(REQUEST)
Count the lines below that contain the word "мошенников" and give only that number.

(Extracted records)

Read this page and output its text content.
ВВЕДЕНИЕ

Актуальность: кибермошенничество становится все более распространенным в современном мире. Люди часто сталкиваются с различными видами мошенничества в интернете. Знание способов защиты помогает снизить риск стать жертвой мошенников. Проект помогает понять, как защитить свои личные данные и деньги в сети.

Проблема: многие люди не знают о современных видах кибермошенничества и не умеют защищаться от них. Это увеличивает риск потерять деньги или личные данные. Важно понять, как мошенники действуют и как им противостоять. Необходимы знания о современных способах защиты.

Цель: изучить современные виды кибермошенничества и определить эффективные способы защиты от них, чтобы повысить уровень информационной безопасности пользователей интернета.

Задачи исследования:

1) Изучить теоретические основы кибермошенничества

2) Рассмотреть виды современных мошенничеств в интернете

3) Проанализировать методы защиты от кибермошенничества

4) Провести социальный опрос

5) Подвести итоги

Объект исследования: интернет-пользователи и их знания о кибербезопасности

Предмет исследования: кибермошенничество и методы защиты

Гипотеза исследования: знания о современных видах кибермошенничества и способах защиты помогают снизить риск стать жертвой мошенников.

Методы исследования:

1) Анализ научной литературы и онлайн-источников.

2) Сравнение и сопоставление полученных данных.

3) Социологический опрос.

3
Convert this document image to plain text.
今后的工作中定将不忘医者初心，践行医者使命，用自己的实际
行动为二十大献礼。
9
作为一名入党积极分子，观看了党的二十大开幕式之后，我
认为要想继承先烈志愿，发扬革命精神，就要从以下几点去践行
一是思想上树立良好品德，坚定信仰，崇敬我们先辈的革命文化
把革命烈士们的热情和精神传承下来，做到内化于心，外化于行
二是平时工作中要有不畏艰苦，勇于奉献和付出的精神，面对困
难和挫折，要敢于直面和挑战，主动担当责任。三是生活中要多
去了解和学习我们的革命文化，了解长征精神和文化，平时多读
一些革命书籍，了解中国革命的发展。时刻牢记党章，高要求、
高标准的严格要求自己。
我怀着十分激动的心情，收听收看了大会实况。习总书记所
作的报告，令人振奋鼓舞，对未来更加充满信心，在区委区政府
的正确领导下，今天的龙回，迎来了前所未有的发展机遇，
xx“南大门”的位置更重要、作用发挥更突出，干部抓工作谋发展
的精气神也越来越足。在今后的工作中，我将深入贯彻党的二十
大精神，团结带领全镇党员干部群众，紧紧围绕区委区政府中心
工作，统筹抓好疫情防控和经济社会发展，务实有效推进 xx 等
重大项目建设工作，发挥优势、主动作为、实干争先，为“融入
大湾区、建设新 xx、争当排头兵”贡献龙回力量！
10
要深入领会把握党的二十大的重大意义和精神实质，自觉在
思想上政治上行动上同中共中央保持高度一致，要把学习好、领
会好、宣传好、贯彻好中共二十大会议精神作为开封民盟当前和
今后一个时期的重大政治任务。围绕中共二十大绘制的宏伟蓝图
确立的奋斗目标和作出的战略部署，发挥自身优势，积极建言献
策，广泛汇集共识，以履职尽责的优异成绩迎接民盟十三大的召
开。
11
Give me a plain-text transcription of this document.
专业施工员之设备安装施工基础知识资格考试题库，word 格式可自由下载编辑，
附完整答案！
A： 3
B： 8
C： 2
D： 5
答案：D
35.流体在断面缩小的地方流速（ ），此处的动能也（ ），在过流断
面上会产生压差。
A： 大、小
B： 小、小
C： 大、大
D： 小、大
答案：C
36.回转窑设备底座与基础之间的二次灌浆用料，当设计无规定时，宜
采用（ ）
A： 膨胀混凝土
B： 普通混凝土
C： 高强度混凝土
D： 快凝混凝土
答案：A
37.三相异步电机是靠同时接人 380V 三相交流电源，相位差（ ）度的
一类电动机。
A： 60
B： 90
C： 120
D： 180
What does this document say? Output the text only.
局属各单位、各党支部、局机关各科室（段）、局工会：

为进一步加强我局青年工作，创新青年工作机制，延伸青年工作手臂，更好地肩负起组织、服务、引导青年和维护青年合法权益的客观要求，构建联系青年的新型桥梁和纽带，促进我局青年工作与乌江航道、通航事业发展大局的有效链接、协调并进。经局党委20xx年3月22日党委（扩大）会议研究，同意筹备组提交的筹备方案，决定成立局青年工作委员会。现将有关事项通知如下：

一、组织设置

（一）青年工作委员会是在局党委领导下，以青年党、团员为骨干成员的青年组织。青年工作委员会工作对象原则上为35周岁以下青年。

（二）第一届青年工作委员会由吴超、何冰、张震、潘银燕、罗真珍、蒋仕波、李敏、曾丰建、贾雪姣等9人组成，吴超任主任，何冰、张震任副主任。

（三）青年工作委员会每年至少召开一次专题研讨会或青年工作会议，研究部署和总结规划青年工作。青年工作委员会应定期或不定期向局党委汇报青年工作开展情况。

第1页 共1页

(CORRECT RESPONSE)
2